* [Exercise goal]: Write the records out again exactly, but without pictures.

* [Materials provided]:
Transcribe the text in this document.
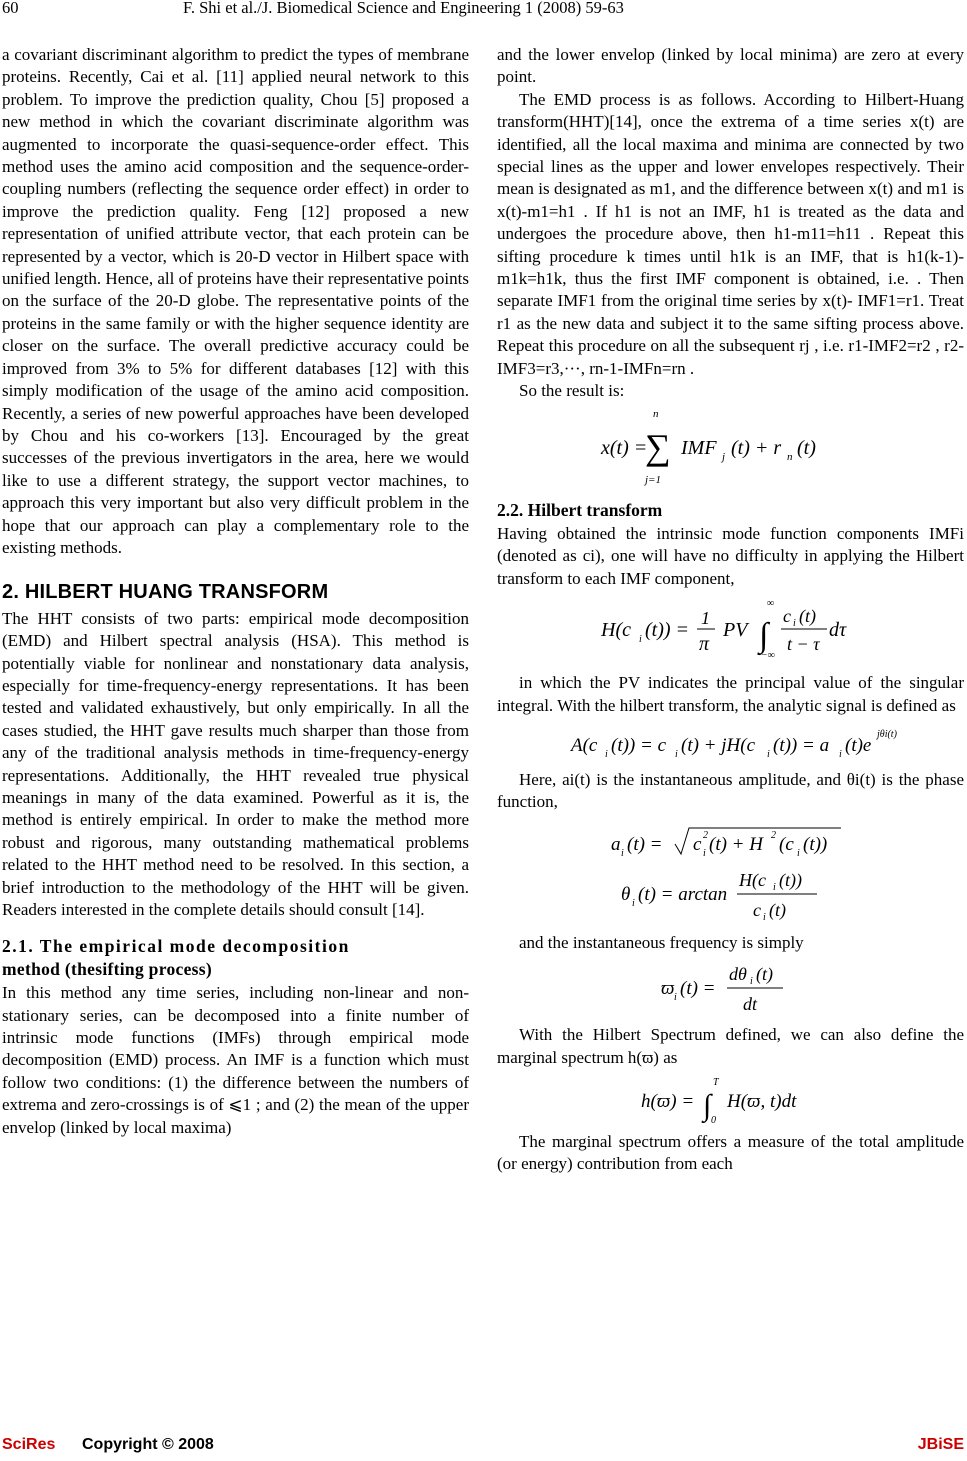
60	F. Shi et al./J. Biomedical Science and Engineering 1 (2008) 59-63

a covariant discriminant algorithm to predict the types of membrane proteins. Recently, Cai et al. [11] applied neural network to this problem. To improve the prediction quality, Chou [5] proposed a new method in which the covariant discriminate algorithm was augmented to incorporate the quasi-sequence-order effect. This method uses the amino acid composition and the sequence-order-coupling numbers (reflecting the sequence order effect) in order to improve the prediction quality. Feng [12] proposed a new representation of unified attribute vector, that each protein can be represented by a vector, which is 20-D vector in Hilbert space with unified length. Hence, all of proteins have their representative points on the surface of the 20-D globe. The representative points of the proteins in the same family or with the higher sequence identity are closer on the surface. The overall predictive accuracy could be improved from 3% to 5% for different databases [12] with this simply modification of the usage of the amino acid composition. Recently, a series of new powerful approaches have been developed by Chou and his co-workers [13]. Encouraged by the great successes of the previous invertigators in the area, here we would like to use a different strategy, the support vector machines, to approach this very important but also very difficult problem in the hope that our approach can play a complementary role to the existing methods.

2. HILBERT HUANG TRANSFORM

The HHT consists of two parts: empirical mode decomposition (EMD) and Hilbert spectral analysis (HSA). This method is potentially viable for nonlinear and nonstationary data analysis, especially for time-frequency-energy representations. It has been tested and validated exhaustively, but only empirically. In all the cases studied, the HHT gave results much sharper than those from any of the traditional analysis methods in time-frequency-energy representations. Additionally, the HHT revealed true physical meanings in many of the data examined. Powerful as it is, the method is entirely empirical. In order to make the method more robust and rigorous, many outstanding mathematical problems related to the HHT method need to be resolved. In this section, a brief introduction to the methodology of the HHT will be given. Readers interested in the complete details should consult [14].

2.1. The empirical mode decomposition
method (thesifting process)

In this method any time series, including non-linear and non-stationary series, can be decomposed into a finite number of intrinsic mode functions (IMFs) through empirical mode decomposition (EMD) process. An IMF is a function which must follow two conditions: (1) the difference between the numbers of extrema and zero-crossings is of ⩽1 ; and (2) the mean of the upper envelop (linked by local maxima)

and the lower envelop (linked by local minima) are zero at every point.

The EMD process is as follows. According to Hilbert-Huang transform(HHT)[14], once the extrema of a time series x(t) are identified, all the local maxima and minima are connected by two special lines as the upper and lower envelopes respectively. Their mean is designated as m1, and the difference between x(t) and m1 is x(t)-m1=h1 . If h1 is not an IMF, h1 is treated as the data and undergoes the procedure above, then h1-m11=h11 . Repeat this sifting procedure k times until h1k is an IMF, that is h1(k-1)-m1k=h1k, thus the first IMF component is obtained, i.e. . Then separate IMF1 from the original time series by x(t)- IMF1=r1. Treat r1 as the new data and subject it to the same sifting process above. Repeat this procedure on all the subsequent rj , i.e. r1-IMF2=r2 , r2-IMF3=r3,···, rn-1-IMFn=rn .

So the result is:

n
x(t) =
∑ IMF j (t) + r n (t)
j=1
2.2. Hilbert transform

Having obtained the intrinsic mode function components IMFi (denoted as ci), one will have no difficulty in applying the Hilbert transform to each IMF component,

H(c i (t)) =
1
π
PV ∫
∞
−∞
c i (t)
t − τ
dτ

in which the PV indicates the principal value of the singular integral. With the hilbert transform, the analytic signal is defined as

A(c i (t)) = c i (t) + jH(c i (t)) = a i (t)e
jθi(t)

Here, ai(t) is the instantaneous amplitude, and θi(t) is the phase function,

a i (t) = c i
2 (t) + H 2 (c i (t))
θ i (t) = arctan
H(c i (t))
c i (t)

and the instantaneous frequency is simply

ϖ i (t) =
dθ i (t)
dt

With the Hilbert Spectrum defined, we can also define the marginal spectrum h(ϖ) as

h(ϖ) = ∫
T
0
H(ϖ, t)dt

The marginal spectrum offers a measure of the total amplitude (or energy) contribution from each

SciRes Copyright © 2008	JBiSE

* [Written response]:
Transcribe the text in this document.
60	F. Shi et al./J. Biomedical Science and Engineering 1 (2008) 59-63

a covariant discriminant algorithm to predict the types of membrane proteins. Recently, Cai et al. [11] applied neural network to this problem. To improve the prediction quality, Chou [5] proposed a new method in which the covariant discriminate algorithm was augmented to incorporate the quasi-sequence-order effect. This method uses the amino acid composition and the sequence-order-coupling numbers (reflecting the sequence order effect) in order to improve the prediction quality. Feng [12] proposed a new representation of unified attribute vector, that each protein can be represented by a vector, which is 20-D vector in Hilbert space with unified length. Hence, all of proteins have their representative points on the surface of the 20-D globe. The representative points of the proteins in the same family or with the higher sequence identity are closer on the surface. The overall predictive accuracy could be improved from 3% to 5% for different databases [12] with this simply modification of the usage of the amino acid composition. Recently, a series of new powerful approaches have been developed by Chou and his co-workers [13]. Encouraged by the great successes of the previous invertigators in the area, here we would like to use a different strategy, the support vector machines, to approach this very important but also very difficult problem in the hope that our approach can play a complementary role to the existing methods.

2. HILBERT HUANG TRANSFORM

The HHT consists of two parts: empirical mode decomposition (EMD) and Hilbert spectral analysis (HSA). This method is potentially viable for nonlinear and nonstationary data analysis, especially for time-frequency-energy representations. It has been tested and validated exhaustively, but only empirically. In all the cases studied, the HHT gave results much sharper than those from any of the traditional analysis methods in time-frequency-energy representations. Additionally, the HHT revealed true physical meanings in many of the data examined. Powerful as it is, the method is entirely empirical. In order to make the method more robust and rigorous, many outstanding mathematical problems related to the HHT method need to be resolved. In this section, a brief introduction to the methodology of the HHT will be given. Readers interested in the complete details should consult [14].

2.1. The empirical mode decomposition
method (thesifting process)

In this method any time series, including non-linear and non-stationary series, can be decomposed into a finite number of intrinsic mode functions (IMFs) through empirical mode decomposition (EMD) process. An IMF is a function which must follow two conditions: (1) the difference between the numbers of extrema and zero-crossings is of ⩽1 ; and (2) the mean of the upper envelop (linked by local maxima)

and the lower envelop (linked by local minima) are zero at every point.

The EMD process is as follows. According to Hilbert-Huang transform(HHT)[14], once the extrema of a time series x(t) are identified, all the local maxima and minima are connected by two special lines as the upper and lower envelopes respectively. Their mean is designated as m1, and the difference between x(t) and m1 is x(t)-m1=h1 . If h1 is not an IMF, h1 is treated as the data and undergoes the procedure above, then h1-m11=h11 . Repeat this sifting procedure k times until h1k is an IMF, that is h1(k-1)-m1k=h1k, thus the first IMF component is obtained, i.e. . Then separate IMF1 from the original time series by x(t)- IMF1=r1. Treat r1 as the new data and subject it to the same sifting process above. Repeat this procedure on all the subsequent rj , i.e. r1-IMF2=r2 , r2-IMF3=r3,···, rn-1-IMFn=rn .

So the result is:

n
x(t) =
∑ IMF j (t) + r n (t)
j=1
2.2. Hilbert transform

Having obtained the intrinsic mode function components IMFi (denoted as ci), one will have no difficulty in applying the Hilbert transform to each IMF component,

H(c i (t)) =
1
π
PV ∫
∞
−∞
c i (t)
t − τ
dτ

in which the PV indicates the principal value of the singular integral. With the hilbert transform, the analytic signal is defined as

A(c i (t)) = c i (t) + jH(c i (t)) = a i (t)e
jθi(t)

Here, ai(t) is the instantaneous amplitude, and θi(t) is the phase function,

a i (t) = c i
2 (t) + H 2 (c i (t))
θ i (t) = arctan
H(c i (t))
c i (t)

and the instantaneous frequency is simply

ϖ i (t) =
dθ i (t)
dt

With the Hilbert Spectrum defined, we can also define the marginal spectrum h(ϖ) as

h(ϖ) = ∫
T
0
H(ϖ, t)dt

The marginal spectrum offers a measure of the total amplitude (or energy) contribution from each

SciRes Copyright © 2008	JBiSE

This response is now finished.